**Exercise requirements:** Below are records to be output exactly, every one of them.

(Collection entries)
○ ○ ○ ○ ○ ○ ○

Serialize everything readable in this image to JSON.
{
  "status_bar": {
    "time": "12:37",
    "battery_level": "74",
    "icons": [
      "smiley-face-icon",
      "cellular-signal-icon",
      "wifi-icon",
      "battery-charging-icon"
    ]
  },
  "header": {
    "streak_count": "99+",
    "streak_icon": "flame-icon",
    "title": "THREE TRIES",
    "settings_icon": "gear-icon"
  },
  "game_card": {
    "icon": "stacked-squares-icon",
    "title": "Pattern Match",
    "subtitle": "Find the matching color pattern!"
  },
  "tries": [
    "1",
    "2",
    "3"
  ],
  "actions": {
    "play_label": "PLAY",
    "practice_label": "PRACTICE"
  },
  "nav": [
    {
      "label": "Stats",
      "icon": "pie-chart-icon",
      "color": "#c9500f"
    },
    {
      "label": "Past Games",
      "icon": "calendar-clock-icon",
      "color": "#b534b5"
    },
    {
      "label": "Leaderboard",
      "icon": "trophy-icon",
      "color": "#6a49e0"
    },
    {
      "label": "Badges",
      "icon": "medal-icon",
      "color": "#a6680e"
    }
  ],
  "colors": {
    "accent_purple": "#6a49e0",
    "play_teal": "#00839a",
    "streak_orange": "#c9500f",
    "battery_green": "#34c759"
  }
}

○ ○ ○ ○ ○ ○ ○

**The response:**
Serialize everything readable in this image to JSON.
{
  "status_bar": {
    "time": "12:37",
    "battery_level": "74",
    "icons": [
      "smiley-face-icon",
      "cellular-signal-icon",
      "wifi-icon",
      "battery-charging-icon"
    ]
  },
  "header": {
    "streak_count": "99+",
    "streak_icon": "flame-icon",
    "title": "THREE TRIES",
    "settings_icon": "gear-icon"
  },
  "game_card": {
    "icon": "stacked-squares-icon",
    "title": "Pattern Match",
    "subtitle": "Find the matching color pattern!"
  },
  "tries": [
    "1",
    "2",
    "3"
  ],
  "actions": {
    "play_label": "PLAY",
    "practice_label": "PRACTICE"
  },
  "nav": [
    {
      "label": "Stats",
      "icon": "pie-chart-icon",
      "color": "#c9500f"
    },
    {
      "label": "Past Games",
      "icon": "calendar-clock-icon",
      "color": "#b534b5"
    },
    {
      "label": "Leaderboard",
      "icon": "trophy-icon",
      "color": "#6a49e0"
    },
    {
      "label": "Badges",
      "icon": "medal-icon",
      "color": "#a6680e"
    }
  ],
  "colors": {
    "accent_purple": "#6a49e0",
    "play_teal": "#00839a",
    "streak_orange": "#c9500f",
    "battery_green": "#34c759"
  }
}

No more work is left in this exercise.